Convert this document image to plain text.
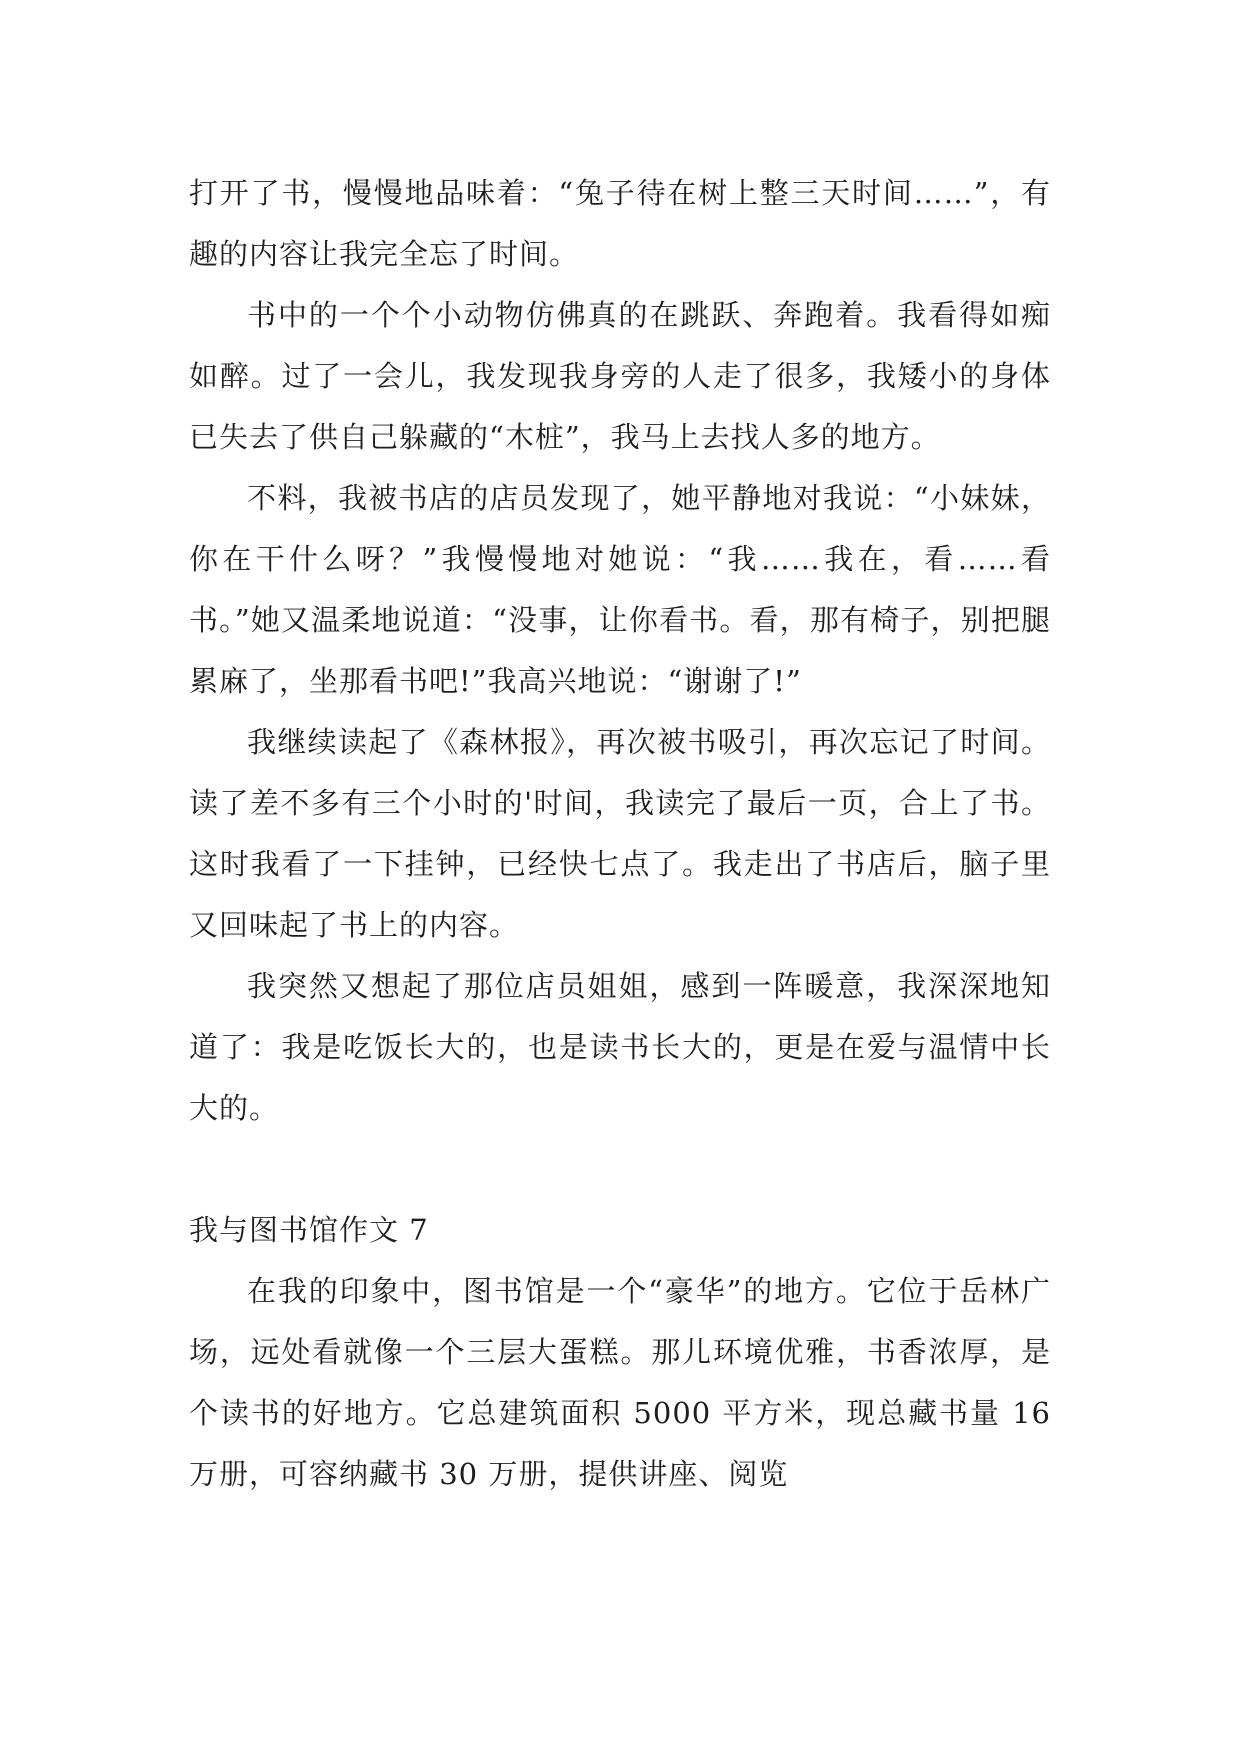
打开了书，慢慢地品味着：“兔子待在树上整三天时间……”，有趣的内容让我完全忘了时间。

书中的一个个小动物仿佛真的在跳跃、奔跑着。我看得如痴如醉。过了一会儿，我发现我身旁的人走了很多，我矮小的身体已失去了供自己躲藏的“木桩”，我马上去找人多的地方。

不料，我被书店的店员发现了，她平静地对我说：“小妹妹，你在干什么呀？”我慢慢地对她说：“我……我在，看……看书。”她又温柔地说道：“没事，让你看书。看，那有椅子，别把腿累麻了，坐那看书吧!”我高兴地说：“谢谢了!”

我继续读起了《森林报》，再次被书吸引，再次忘记了时间。读了差不多有三个小时的'时间，我读完了最后一页，合上了书。这时我看了一下挂钟，已经快七点了。我走出了书店后，脑子里又回味起了书上的内容。

我突然又想起了那位店员姐姐，感到一阵暖意，我深深地知道了：我是吃饭长大的，也是读书长大的，更是在爱与温情中长大的。

我与图书馆作文 7

在我的印象中，图书馆是一个“豪华”的地方。它位于岳林广场，远处看就像一个三层大蛋糕。那儿环境优雅，书香浓厚，是个读书的好地方。它总建筑面积 5000 平方米，现总藏书量 16 万册，可容纳藏书 30 万册，提供讲座、阅览
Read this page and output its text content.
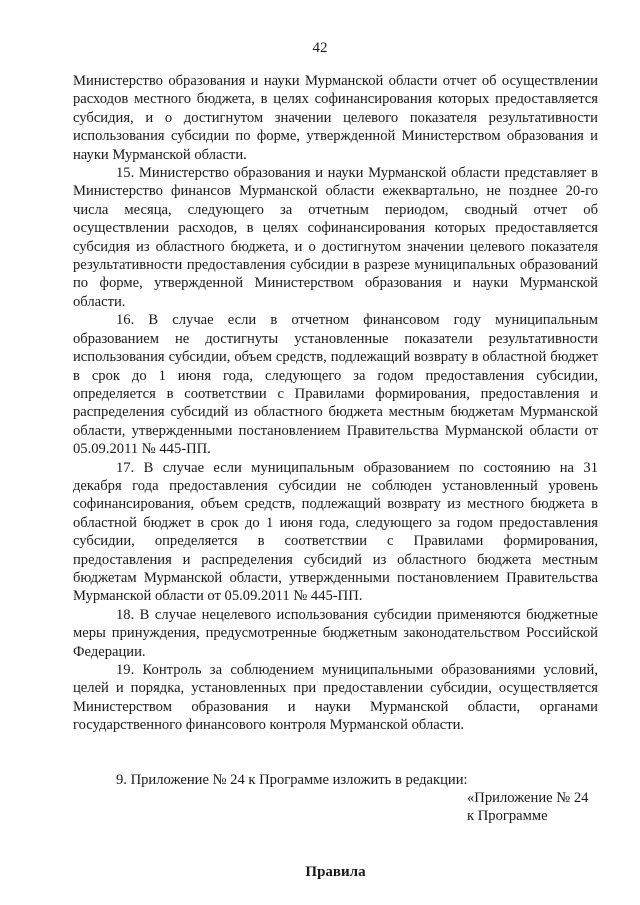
42

Министерство образования и науки Мурманской области отчет об осуществлении расходов местного бюджета, в целях софинансирования которых предоставляется субсидия, и о достигнутом значении целевого показателя результативности использования субсидии по форме, утвержденной Министерством образования и науки Мурманской области.

15. Министерство образования и науки Мурманской области представляет в Министерство финансов Мурманской области ежеквартально, не позднее 20-го числа месяца, следующего за отчетным периодом, сводный отчет об осуществлении расходов, в целях софинансирования которых предоставляется субсидия из областного бюджета, и о достигнутом значении целевого показателя результативности предоставления субсидии в разрезе муниципальных образований по форме, утвержденной Министерством образования и науки Мурманской области.

16. В случае если в отчетном финансовом году муниципальным образованием не достигнуты установленные показатели результативности использования субсидии, объем средств, подлежащий возврату в областной бюджет в срок до 1 июня года, следующего за годом предоставления субсидии, определяется в соответствии с Правилами формирования, предоставления и распределения субсидий из областного бюджета местным бюджетам Мурманской области, утвержденными постановлением Правительства Мурманской области от 05.09.2011 № 445-ПП.

17. В случае если муниципальным образованием по состоянию на 31 декабря года предоставления субсидии не соблюден установленный уровень софинансирования, объем средств, подлежащий возврату из местного бюджета в областной бюджет в срок до 1 июня года, следующего за годом предоставления субсидии, определяется в соответствии с Правилами формирования, предоставления и распределения субсидий из областного бюджета местным бюджетам Мурманской области, утвержденными постановлением Правительства Мурманской области от 05.09.2011 № 445-ПП.

18. В случае нецелевого использования субсидии применяются бюджетные меры принуждения, предусмотренные бюджетным законодательством Российской Федерации.

19. Контроль за соблюдением муниципальными образованиями условий, целей и порядка, установленных при предоставлении субсидии, осуществляется Министерством образования и науки Мурманской области, органами государственного финансового контроля Мурманской области.

9. Приложение № 24 к Программе изложить в редакции:

«Приложение № 24

к Программе

Правила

== TO BE DONE ==
Extract from the material all lines containing the string "this".

== TASK SOLUTION ==
Convert this document image to plain text.
Read this page and output its text content.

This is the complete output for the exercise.